__Exercise objective__:
Print all of the entries exactly, minus the pictures.

__Material shown__:
---*---

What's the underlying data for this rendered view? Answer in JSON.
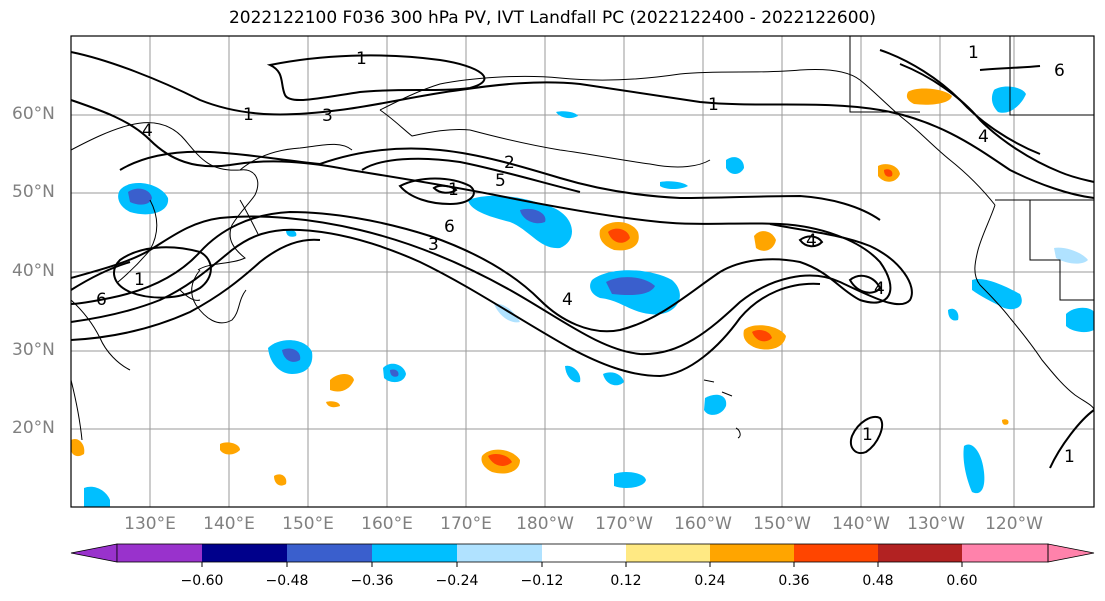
{
  "title": "2022122100 F036 300 hPa PV, IVT Landfall PC (2022122400 - 2022122600)",
  "lat_labels": [
    "60°N",
    "50°N",
    "40°N",
    "30°N",
    "20°N"
  ],
  "lon_labels": [
    "130°E",
    "140°E",
    "150°E",
    "160°E",
    "170°E",
    "180°W",
    "170°W",
    "160°W",
    "150°W",
    "140°W",
    "130°W",
    "120°W"
  ],
  "contour_labels": [
    "1",
    "1",
    "1",
    "3",
    "4",
    "2",
    "5",
    "6",
    "3",
    "4",
    "6",
    "1",
    "1",
    "6",
    "4",
    "4",
    "1",
    "1",
    "4",
    "1"
  ],
  "colorbar": {
    "tick_labels": [
      "−0.60",
      "−0.48",
      "−0.36",
      "−0.24",
      "−0.12",
      "0.12",
      "0.24",
      "0.36",
      "0.48",
      "0.60"
    ],
    "colors": [
      "#9932cc",
      "#00008b",
      "#3a5fcd",
      "#00bfff",
      "#b0e2ff",
      "#ffffff",
      "#ffe983",
      "#ffa500",
      "#ff4500",
      "#b22222",
      "#ff82ab"
    ]
  }
}
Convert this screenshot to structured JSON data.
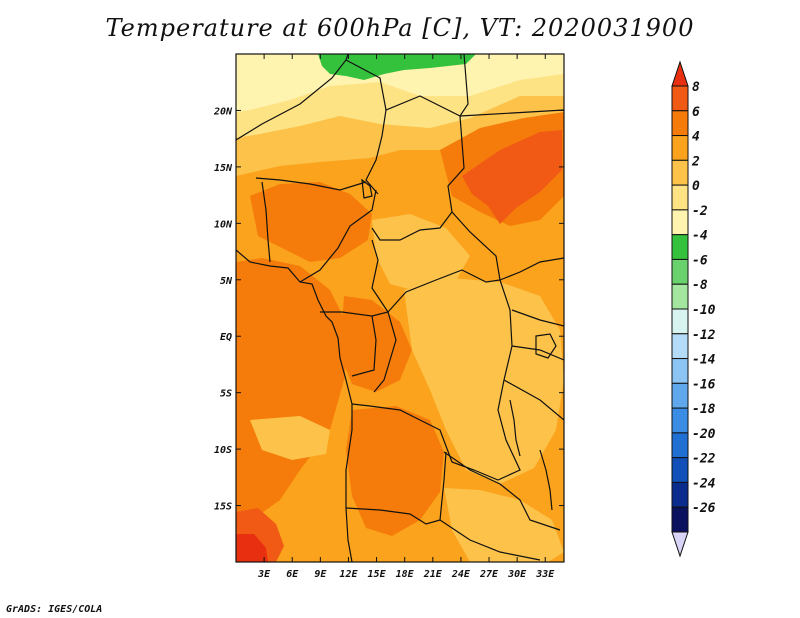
{
  "title": "Temperature at 600hPa [C], VT: 2020031900",
  "credit": "GrADS: IGES/COLA",
  "map": {
    "lon_range": [
      0,
      35
    ],
    "lat_range": [
      -20,
      25
    ],
    "lon_ticks": [
      "3E",
      "6E",
      "9E",
      "12E",
      "15E",
      "18E",
      "21E",
      "24E",
      "27E",
      "30E",
      "33E"
    ],
    "lat_ticks": [
      "20N",
      "15N",
      "10N",
      "5N",
      "EQ",
      "5S",
      "10S",
      "15S"
    ]
  },
  "colorbar": {
    "levels": [
      "8",
      "6",
      "4",
      "2",
      "0",
      "-2",
      "-4",
      "-6",
      "-8",
      "-10",
      "-12",
      "-14",
      "-16",
      "-18",
      "-20",
      "-22",
      "-24",
      "-26"
    ],
    "colors": [
      "#e83010",
      "#f05a14",
      "#f57c0a",
      "#fba31c",
      "#fcc24a",
      "#fde384",
      "#fff3b0",
      "#34c23c",
      "#6ad26c",
      "#a3e6a0",
      "#d8f4f0",
      "#b4dcf8",
      "#8cc4f4",
      "#5fa8ec",
      "#3a8ce4",
      "#2070d4",
      "#1050b8",
      "#0a2c8c",
      "#0a1260",
      "#d8d4f8"
    ]
  }
}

---*---

__Answer__:
What's the underlying data for this rendered view? Answer in JSON.
{
  "title": "2022122100 F036 300 hPa PV, IVT Landfall PC (2022122400 - 2022122600)",
  "lat_labels": [
    "60°N",
    "50°N",
    "40°N",
    "30°N",
    "20°N"
  ],
  "lon_labels": [
    "130°E",
    "140°E",
    "150°E",
    "160°E",
    "170°E",
    "180°W",
    "170°W",
    "160°W",
    "150°W",
    "140°W",
    "130°W",
    "120°W"
  ],
  "contour_labels": [
    "1",
    "1",
    "1",
    "3",
    "4",
    "2",
    "5",
    "6",
    "3",
    "4",
    "6",
    "1",
    "1",
    "6",
    "4",
    "4",
    "1",
    "1",
    "4",
    "1"
  ],
  "colorbar": {
    "tick_labels": [
      "−0.60",
      "−0.48",
      "−0.36",
      "−0.24",
      "−0.12",
      "0.12",
      "0.24",
      "0.36",
      "0.48",
      "0.60"
    ],
    "colors": [
      "#9932cc",
      "#00008b",
      "#3a5fcd",
      "#00bfff",
      "#b0e2ff",
      "#ffffff",
      "#ffe983",
      "#ffa500",
      "#ff4500",
      "#b22222",
      "#ff82ab"
    ]
  }
}
Convert this screenshot to structured JSON data.
{
  "title": "Temperature at 600hPa [C], VT: 2020031900",
  "credit": "GrADS: IGES/COLA",
  "map": {
    "lon_range": [
      0,
      35
    ],
    "lat_range": [
      -20,
      25
    ],
    "lon_ticks": [
      "3E",
      "6E",
      "9E",
      "12E",
      "15E",
      "18E",
      "21E",
      "24E",
      "27E",
      "30E",
      "33E"
    ],
    "lat_ticks": [
      "20N",
      "15N",
      "10N",
      "5N",
      "EQ",
      "5S",
      "10S",
      "15S"
    ]
  },
  "colorbar": {
    "levels": [
      "8",
      "6",
      "4",
      "2",
      "0",
      "-2",
      "-4",
      "-6",
      "-8",
      "-10",
      "-12",
      "-14",
      "-16",
      "-18",
      "-20",
      "-22",
      "-24",
      "-26"
    ],
    "colors": [
      "#e83010",
      "#f05a14",
      "#f57c0a",
      "#fba31c",
      "#fcc24a",
      "#fde384",
      "#fff3b0",
      "#34c23c",
      "#6ad26c",
      "#a3e6a0",
      "#d8f4f0",
      "#b4dcf8",
      "#8cc4f4",
      "#5fa8ec",
      "#3a8ce4",
      "#2070d4",
      "#1050b8",
      "#0a2c8c",
      "#0a1260",
      "#d8d4f8"
    ]
  }
}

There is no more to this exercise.